Exercise description >>
In the listing below, locate the lines that hold "Nordex" and copy them.

** begin **

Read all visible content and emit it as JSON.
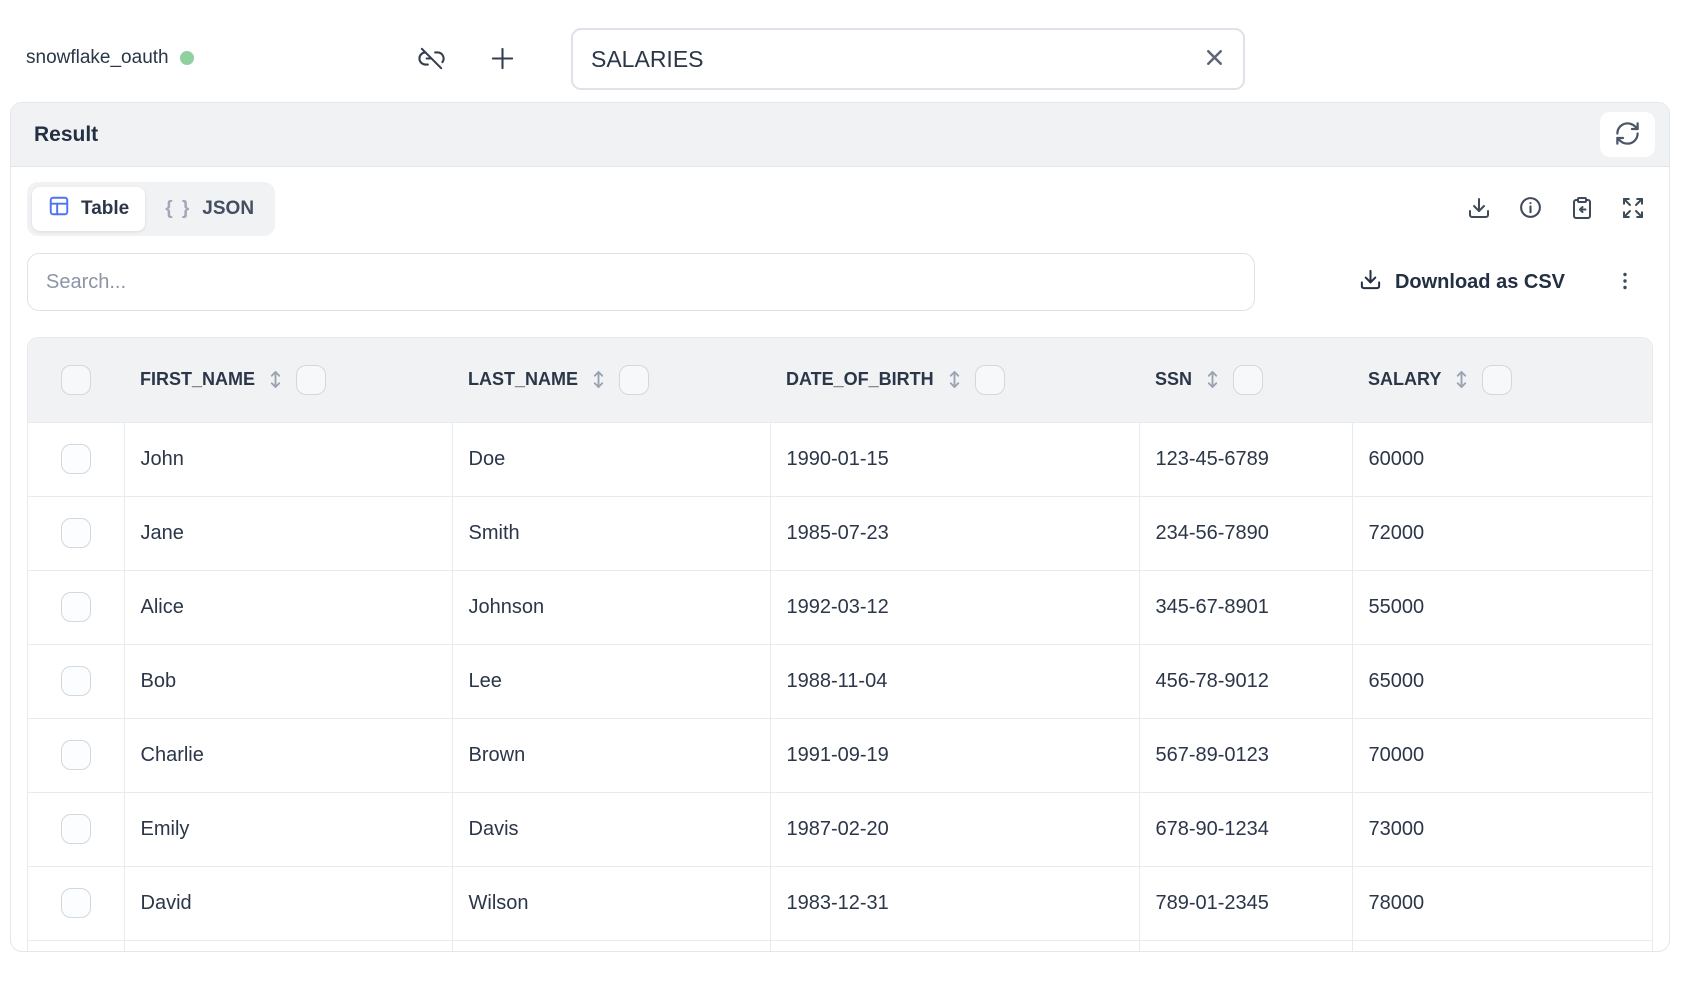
{
  "colors": {
    "accent_blue": "#4d72f5",
    "status_green": "#90cf9e"
  },
  "topbar": {
    "connection_name": "snowflake_oauth",
    "table_input_value": "SALARIES"
  },
  "panel": {
    "title": "Result",
    "tabs": [
      {
        "label": "Table"
      },
      {
        "label": "JSON"
      }
    ],
    "json_braces": "{ }",
    "search_placeholder": "Search...",
    "download_csv_label": "Download as CSV"
  },
  "table": {
    "columns": [
      "FIRST_NAME",
      "LAST_NAME",
      "DATE_OF_BIRTH",
      "SSN",
      "SALARY"
    ],
    "rows": [
      [
        "John",
        "Doe",
        "1990-01-15",
        "123-45-6789",
        "60000"
      ],
      [
        "Jane",
        "Smith",
        "1985-07-23",
        "234-56-7890",
        "72000"
      ],
      [
        "Alice",
        "Johnson",
        "1992-03-12",
        "345-67-8901",
        "55000"
      ],
      [
        "Bob",
        "Lee",
        "1988-11-04",
        "456-78-9012",
        "65000"
      ],
      [
        "Charlie",
        "Brown",
        "1991-09-19",
        "567-89-0123",
        "70000"
      ],
      [
        "Emily",
        "Davis",
        "1987-02-20",
        "678-90-1234",
        "73000"
      ],
      [
        "David",
        "Wilson",
        "1983-12-31",
        "789-01-2345",
        "78000"
      ]
    ]
  },
  "icons": {
    "status": "green-dot",
    "disconnect": "link-off-icon",
    "add": "plus-icon",
    "clear": "close-icon",
    "refresh": "refresh-icon",
    "table_view": "table-icon",
    "json_view": "braces-icon",
    "download": "download-icon",
    "info": "info-icon",
    "clipboard": "clipboard-paste-icon",
    "expand": "expand-icon",
    "more": "kebab-menu-icon",
    "sort": "sort-icon",
    "checkbox": "checkbox"
  }
}
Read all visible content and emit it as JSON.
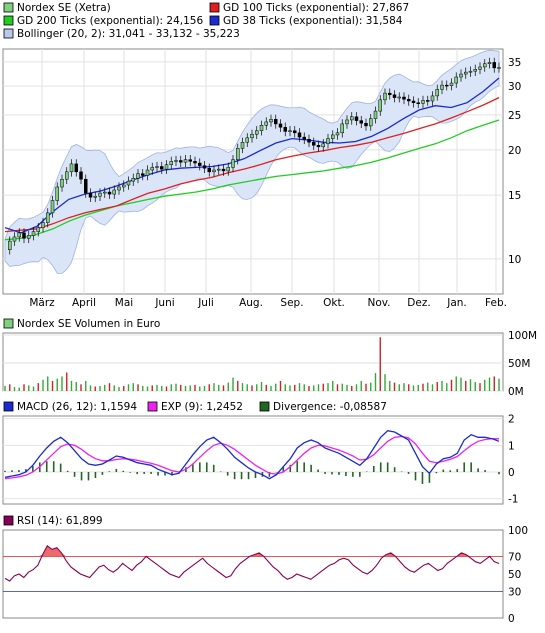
{
  "legend_main": [
    {
      "label": "Nordex SE (Xetra)",
      "color": "#7fd17f"
    },
    {
      "label": "GD 100 Ticks (exponential): 27,867",
      "color": "#e02020"
    },
    {
      "label": "GD 200 Ticks (exponential): 24,156",
      "color": "#22cc22"
    },
    {
      "label": "GD 38 Ticks (exponential): 31,584",
      "color": "#1a2bd0"
    },
    {
      "label": "Bollinger (20, 2): 31,041 - 33,132 - 35,223",
      "color": "#b8c8ee"
    }
  ],
  "legend_volume": {
    "label": "Nordex SE Volumen in Euro",
    "color": "#7fd17f"
  },
  "legend_macd": [
    {
      "label": "MACD (26, 12): 1,1594",
      "color": "#1a2bd0"
    },
    {
      "label": "EXP (9): 1,2452",
      "color": "#ee22ee"
    },
    {
      "label": "Divergence: -0,08587",
      "color": "#226622"
    }
  ],
  "legend_rsi": {
    "label": "RSI (14): 61,899",
    "color": "#880055"
  },
  "chart_data": [
    {
      "type": "line",
      "name": "price",
      "x_ticks": [
        "März",
        "April",
        "Mai",
        "Juni",
        "Juli",
        "Aug.",
        "Sep.",
        "Okt.",
        "Nov.",
        "Dez.",
        "Jan.",
        "Feb."
      ],
      "y_ticks": [
        "35",
        "30",
        "25",
        "20",
        "15",
        "10"
      ],
      "y_scale": "log",
      "ylim": [
        8,
        38
      ],
      "grid": true,
      "series_close": [
        10.6,
        11.2,
        11.5,
        11.8,
        11.4,
        11.6,
        11.9,
        12.2,
        12.6,
        13.4,
        14.5,
        15.8,
        16.6,
        17.4,
        18.3,
        17.4,
        16.6,
        15.2,
        14.8,
        14.9,
        15.2,
        15.3,
        15.1,
        15.5,
        15.8,
        16.0,
        16.4,
        16.7,
        17.2,
        17.0,
        17.6,
        17.9,
        18.0,
        17.7,
        18.2,
        18.6,
        18.7,
        18.5,
        18.8,
        18.6,
        18.4,
        18.1,
        17.8,
        17.4,
        17.6,
        17.7,
        17.5,
        17.9,
        18.8,
        20.2,
        21.0,
        21.6,
        22.1,
        22.6,
        23.4,
        23.9,
        24.3,
        23.6,
        23.1,
        22.5,
        22.6,
        22.3,
        21.7,
        21.4,
        21.0,
        20.6,
        20.4,
        20.8,
        21.5,
        22.0,
        22.3,
        23.6,
        24.2,
        24.7,
        24.1,
        23.7,
        23.3,
        24.4,
        25.6,
        27.5,
        28.7,
        28.4,
        27.9,
        28.0,
        27.6,
        27.3,
        27.0,
        26.9,
        27.4,
        27.3,
        28.2,
        29.4,
        30.2,
        30.1,
        30.6,
        31.8,
        32.4,
        32.8,
        33.0,
        33.4,
        33.9,
        34.6,
        34.9,
        33.7,
        33.8
      ],
      "gd100": [
        11.9,
        12.0,
        12.1,
        12.5,
        13.0,
        13.4,
        13.7,
        14.0,
        14.6,
        15.2,
        15.6,
        16.1,
        16.5,
        16.8,
        17.3,
        17.7,
        18.2,
        18.8,
        19.2,
        19.6,
        19.9,
        20.3,
        20.6,
        21.0,
        21.6,
        22.2,
        22.9,
        23.6,
        24.5,
        25.5,
        26.6,
        27.9
      ],
      "gd200": [
        11.3,
        11.4,
        11.7,
        12.1,
        12.7,
        13.2,
        13.6,
        14.0,
        14.3,
        14.6,
        14.9,
        15.1,
        15.3,
        15.6,
        16.0,
        16.3,
        16.6,
        16.9,
        17.1,
        17.3,
        17.5,
        17.8,
        18.1,
        18.5,
        19.0,
        19.6,
        20.2,
        20.8,
        21.6,
        22.6,
        23.4,
        24.2
      ],
      "gd38": [
        12.2,
        11.8,
        12.3,
        13.5,
        14.6,
        15.1,
        15.4,
        15.9,
        16.5,
        17.1,
        17.6,
        17.8,
        17.9,
        18.0,
        18.3,
        18.9,
        19.9,
        20.9,
        21.5,
        21.3,
        21.0,
        20.9,
        21.1,
        21.8,
        22.9,
        24.4,
        25.8,
        26.5,
        26.2,
        27.0,
        29.0,
        31.6
      ],
      "bollinger": {
        "last": [
          31.041,
          33.132,
          35.223
        ]
      }
    },
    {
      "type": "bar",
      "name": "volume",
      "y_ticks": [
        "100M",
        "50M",
        "0M"
      ],
      "ylim": [
        0,
        100
      ],
      "unit": "M EUR",
      "values": [
        9,
        12,
        7,
        6,
        12,
        10,
        8,
        14,
        20,
        26,
        18,
        22,
        26,
        33,
        18,
        16,
        12,
        18,
        10,
        8,
        9,
        11,
        14,
        10,
        7,
        9,
        12,
        14,
        12,
        9,
        8,
        10,
        11,
        9,
        8,
        12,
        13,
        11,
        9,
        10,
        11,
        8,
        9,
        12,
        14,
        11,
        10,
        15,
        24,
        18,
        14,
        12,
        10,
        12,
        16,
        11,
        9,
        13,
        18,
        12,
        10,
        11,
        14,
        12,
        9,
        10,
        12,
        13,
        14,
        18,
        12,
        13,
        11,
        9,
        12,
        18,
        13,
        15,
        32,
        96,
        30,
        18,
        15,
        12,
        14,
        12,
        10,
        11,
        13,
        15,
        12,
        16,
        18,
        14,
        20,
        26,
        24,
        18,
        21,
        16,
        14,
        20,
        24,
        26,
        22
      ]
    },
    {
      "type": "line",
      "name": "macd",
      "y_ticks": [
        "2",
        "1",
        "0",
        "-1"
      ],
      "ylim": [
        -1.2,
        2.1
      ],
      "grid": true,
      "macd": [
        -0.2,
        -0.15,
        -0.1,
        0.0,
        0.25,
        0.6,
        0.9,
        1.15,
        1.3,
        1.1,
        0.8,
        0.5,
        0.3,
        0.25,
        0.3,
        0.45,
        0.6,
        0.55,
        0.45,
        0.35,
        0.3,
        0.25,
        0.1,
        0.0,
        -0.1,
        -0.05,
        0.3,
        0.65,
        0.95,
        1.2,
        1.3,
        1.1,
        0.85,
        0.55,
        0.35,
        0.15,
        0.0,
        -0.1,
        -0.25,
        -0.1,
        0.2,
        0.5,
        0.9,
        1.1,
        1.2,
        1.1,
        0.9,
        0.8,
        0.7,
        0.55,
        0.4,
        0.25,
        0.5,
        0.9,
        1.3,
        1.55,
        1.5,
        1.35,
        1.2,
        0.7,
        0.2,
        -0.05,
        0.3,
        0.5,
        0.55,
        0.7,
        1.2,
        1.4,
        1.3,
        1.3,
        1.25,
        1.15
      ],
      "signal": [
        -0.25,
        -0.22,
        -0.18,
        -0.12,
        0.0,
        0.2,
        0.45,
        0.7,
        0.95,
        1.05,
        1.0,
        0.85,
        0.65,
        0.5,
        0.42,
        0.42,
        0.47,
        0.5,
        0.48,
        0.44,
        0.38,
        0.33,
        0.25,
        0.15,
        0.05,
        0.0,
        0.1,
        0.3,
        0.55,
        0.8,
        1.0,
        1.08,
        1.0,
        0.85,
        0.65,
        0.45,
        0.25,
        0.1,
        -0.05,
        -0.08,
        0.0,
        0.2,
        0.45,
        0.7,
        0.9,
        1.0,
        0.98,
        0.9,
        0.82,
        0.72,
        0.6,
        0.45,
        0.48,
        0.65,
        0.9,
        1.15,
        1.3,
        1.33,
        1.28,
        1.05,
        0.7,
        0.4,
        0.35,
        0.4,
        0.48,
        0.58,
        0.8,
        1.0,
        1.15,
        1.22,
        1.25,
        1.245
      ],
      "divergence_last": -0.08587
    },
    {
      "type": "line",
      "name": "rsi",
      "y_ticks": [
        "100",
        "70",
        "50",
        "30",
        "0"
      ],
      "ylim": [
        0,
        100
      ],
      "reference_lines": [
        70,
        30
      ],
      "values": [
        45,
        42,
        48,
        50,
        46,
        52,
        55,
        60,
        72,
        82,
        78,
        80,
        74,
        65,
        58,
        54,
        50,
        48,
        46,
        52,
        58,
        60,
        55,
        52,
        56,
        62,
        58,
        54,
        60,
        64,
        70,
        66,
        62,
        58,
        54,
        50,
        48,
        46,
        52,
        56,
        60,
        64,
        68,
        62,
        58,
        54,
        50,
        46,
        48,
        56,
        62,
        66,
        70,
        72,
        74,
        70,
        64,
        58,
        54,
        48,
        44,
        46,
        50,
        48,
        46,
        44,
        48,
        52,
        56,
        60,
        62,
        66,
        68,
        66,
        60,
        56,
        52,
        50,
        54,
        60,
        68,
        72,
        74,
        70,
        64,
        58,
        54,
        52,
        56,
        60,
        62,
        58,
        54,
        56,
        62,
        66,
        70,
        74,
        72,
        68,
        64,
        62,
        66,
        70,
        64,
        61.899
      ]
    }
  ]
}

** end **

Written reply >>
      "label": "Nordex SE (Xetra)",
    "label": "Nordex SE Volumen in Euro",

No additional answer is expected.